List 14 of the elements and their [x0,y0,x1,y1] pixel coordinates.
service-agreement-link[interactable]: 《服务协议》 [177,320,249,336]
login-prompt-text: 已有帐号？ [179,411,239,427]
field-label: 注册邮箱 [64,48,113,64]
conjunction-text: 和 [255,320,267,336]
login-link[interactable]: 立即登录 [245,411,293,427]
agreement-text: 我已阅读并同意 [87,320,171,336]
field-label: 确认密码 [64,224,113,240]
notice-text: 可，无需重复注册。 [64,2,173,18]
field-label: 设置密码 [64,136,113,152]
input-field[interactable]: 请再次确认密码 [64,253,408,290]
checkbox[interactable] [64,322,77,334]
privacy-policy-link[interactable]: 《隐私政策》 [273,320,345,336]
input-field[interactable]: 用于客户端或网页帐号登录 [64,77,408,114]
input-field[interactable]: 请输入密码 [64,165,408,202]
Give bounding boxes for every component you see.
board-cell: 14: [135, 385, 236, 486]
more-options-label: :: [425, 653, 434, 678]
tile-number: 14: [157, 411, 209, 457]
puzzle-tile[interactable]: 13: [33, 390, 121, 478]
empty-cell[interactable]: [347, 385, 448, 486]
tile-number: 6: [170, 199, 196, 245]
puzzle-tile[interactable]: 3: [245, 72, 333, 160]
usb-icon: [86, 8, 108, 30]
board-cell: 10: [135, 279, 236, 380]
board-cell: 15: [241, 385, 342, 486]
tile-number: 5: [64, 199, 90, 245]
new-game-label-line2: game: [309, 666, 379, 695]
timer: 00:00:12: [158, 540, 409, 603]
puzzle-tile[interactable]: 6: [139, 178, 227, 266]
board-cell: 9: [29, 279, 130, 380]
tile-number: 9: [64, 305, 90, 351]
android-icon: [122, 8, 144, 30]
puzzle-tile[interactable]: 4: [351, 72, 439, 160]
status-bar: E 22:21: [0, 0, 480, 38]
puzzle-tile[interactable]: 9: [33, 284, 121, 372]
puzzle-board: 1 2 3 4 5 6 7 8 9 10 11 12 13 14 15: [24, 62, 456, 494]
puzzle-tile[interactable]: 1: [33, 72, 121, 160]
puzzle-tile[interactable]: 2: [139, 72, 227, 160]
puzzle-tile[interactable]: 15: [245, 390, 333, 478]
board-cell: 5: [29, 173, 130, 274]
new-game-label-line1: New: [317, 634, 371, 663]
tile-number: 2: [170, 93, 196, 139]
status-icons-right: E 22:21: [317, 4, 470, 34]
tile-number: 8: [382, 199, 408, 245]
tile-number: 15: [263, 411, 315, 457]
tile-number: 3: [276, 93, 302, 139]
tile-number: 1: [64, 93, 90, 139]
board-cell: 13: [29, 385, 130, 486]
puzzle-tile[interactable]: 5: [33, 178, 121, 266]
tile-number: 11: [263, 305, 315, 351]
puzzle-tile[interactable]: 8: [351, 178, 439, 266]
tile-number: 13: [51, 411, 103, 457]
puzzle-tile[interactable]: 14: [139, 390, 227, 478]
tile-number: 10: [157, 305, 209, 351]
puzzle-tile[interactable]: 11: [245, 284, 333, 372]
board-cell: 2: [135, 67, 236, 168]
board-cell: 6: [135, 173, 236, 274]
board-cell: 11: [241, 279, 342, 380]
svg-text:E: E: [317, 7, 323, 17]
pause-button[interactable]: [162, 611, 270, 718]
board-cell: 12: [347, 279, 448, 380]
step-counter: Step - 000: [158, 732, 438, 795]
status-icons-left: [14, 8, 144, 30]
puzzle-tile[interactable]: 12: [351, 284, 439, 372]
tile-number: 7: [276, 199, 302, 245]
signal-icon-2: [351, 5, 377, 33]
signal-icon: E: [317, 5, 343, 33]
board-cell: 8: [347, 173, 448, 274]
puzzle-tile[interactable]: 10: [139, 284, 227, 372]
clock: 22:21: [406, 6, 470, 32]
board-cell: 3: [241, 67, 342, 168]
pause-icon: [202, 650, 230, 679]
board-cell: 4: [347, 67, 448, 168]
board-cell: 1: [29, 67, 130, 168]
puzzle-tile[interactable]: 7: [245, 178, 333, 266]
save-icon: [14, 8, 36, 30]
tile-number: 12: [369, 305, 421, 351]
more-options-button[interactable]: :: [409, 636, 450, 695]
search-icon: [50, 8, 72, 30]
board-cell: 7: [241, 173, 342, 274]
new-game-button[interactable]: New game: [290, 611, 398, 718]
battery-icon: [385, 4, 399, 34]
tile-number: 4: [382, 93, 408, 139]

+-------+

— WHAT YOU NEED TO DO —
Can you reproduce all the entries above line for line, with no changes?

— SOLUTION BELOW —
List 14 of the elements and their [x0,y0,x1,y1] pixel coordinates.
service-agreement-link[interactable]: 《服务协议》 [177,320,249,336]
login-prompt-text: 已有帐号？ [179,411,239,427]
field-label: 注册邮箱 [64,48,113,64]
conjunction-text: 和 [255,320,267,336]
login-link[interactable]: 立即登录 [245,411,293,427]
agreement-text: 我已阅读并同意 [87,320,171,336]
field-label: 确认密码 [64,224,113,240]
notice-text: 可，无需重复注册。 [64,2,173,18]
field-label: 设置密码 [64,136,113,152]
input-field[interactable]: 请再次确认密码 [64,253,408,290]
checkbox[interactable] [64,322,77,334]
privacy-policy-link[interactable]: 《隐私政策》 [273,320,345,336]
input-field[interactable]: 用于客户端或网页帐号登录 [64,77,408,114]
input-field[interactable]: 请输入密码 [64,165,408,202]
Give bounding boxes for every component you see.
board-cell: 14: [135, 385, 236, 486]
more-options-label: :: [425, 653, 434, 678]
tile-number: 14: [157, 411, 209, 457]
puzzle-tile[interactable]: 13: [33, 390, 121, 478]
empty-cell[interactable]: [347, 385, 448, 486]
tile-number: 6: [170, 199, 196, 245]
puzzle-tile[interactable]: 3: [245, 72, 333, 160]
usb-icon: [86, 8, 108, 30]
board-cell: 10: [135, 279, 236, 380]
board-cell: 15: [241, 385, 342, 486]
tile-number: 5: [64, 199, 90, 245]
new-game-label-line2: game: [309, 666, 379, 695]
timer: 00:00:12: [158, 540, 409, 603]
puzzle-tile[interactable]: 6: [139, 178, 227, 266]
board-cell: 9: [29, 279, 130, 380]
tile-number: 9: [64, 305, 90, 351]
android-icon: [122, 8, 144, 30]
puzzle-tile[interactable]: 4: [351, 72, 439, 160]
status-bar: E 22:21: [0, 0, 480, 38]
puzzle-tile[interactable]: 9: [33, 284, 121, 372]
puzzle-board: 1 2 3 4 5 6 7 8 9 10 11 12 13 14 15: [24, 62, 456, 494]
puzzle-tile[interactable]: 1: [33, 72, 121, 160]
puzzle-tile[interactable]: 2: [139, 72, 227, 160]
puzzle-tile[interactable]: 15: [245, 390, 333, 478]
board-cell: 5: [29, 173, 130, 274]
new-game-label-line1: New: [317, 634, 371, 663]
tile-number: 2: [170, 93, 196, 139]
status-icons-right: E 22:21: [317, 4, 470, 34]
tile-number: 8: [382, 199, 408, 245]
tile-number: 15: [263, 411, 315, 457]
tile-number: 3: [276, 93, 302, 139]
tile-number: 1: [64, 93, 90, 139]
board-cell: 13: [29, 385, 130, 486]
puzzle-tile[interactable]: 5: [33, 178, 121, 266]
tile-number: 11: [263, 305, 315, 351]
puzzle-tile[interactable]: 8: [351, 178, 439, 266]
tile-number: 13: [51, 411, 103, 457]
puzzle-tile[interactable]: 14: [139, 390, 227, 478]
tile-number: 10: [157, 305, 209, 351]
puzzle-tile[interactable]: 11: [245, 284, 333, 372]
board-cell: 2: [135, 67, 236, 168]
board-cell: 6: [135, 173, 236, 274]
board-cell: 11: [241, 279, 342, 380]
svg-text:E: E: [317, 7, 323, 17]
pause-button[interactable]: [162, 611, 270, 718]
board-cell: 12: [347, 279, 448, 380]
step-counter: Step - 000: [158, 732, 438, 795]
status-icons-left: [14, 8, 144, 30]
puzzle-tile[interactable]: 12: [351, 284, 439, 372]
tile-number: 7: [276, 199, 302, 245]
signal-icon-2: [351, 5, 377, 33]
signal-icon: E: [317, 5, 343, 33]
board-cell: 8: [347, 173, 448, 274]
puzzle-tile[interactable]: 10: [139, 284, 227, 372]
clock: 22:21: [406, 6, 470, 32]
board-cell: 3: [241, 67, 342, 168]
pause-icon: [202, 650, 230, 679]
board-cell: 4: [347, 67, 448, 168]
board-cell: 1: [29, 67, 130, 168]
puzzle-tile[interactable]: 7: [245, 178, 333, 266]
save-icon: [14, 8, 36, 30]
tile-number: 12: [369, 305, 421, 351]
more-options-button[interactable]: :: [409, 636, 450, 695]
search-icon: [50, 8, 72, 30]
board-cell: 7: [241, 173, 342, 274]
new-game-button[interactable]: New game: [290, 611, 398, 718]
battery-icon: [385, 4, 399, 34]
tile-number: 4: [382, 93, 408, 139]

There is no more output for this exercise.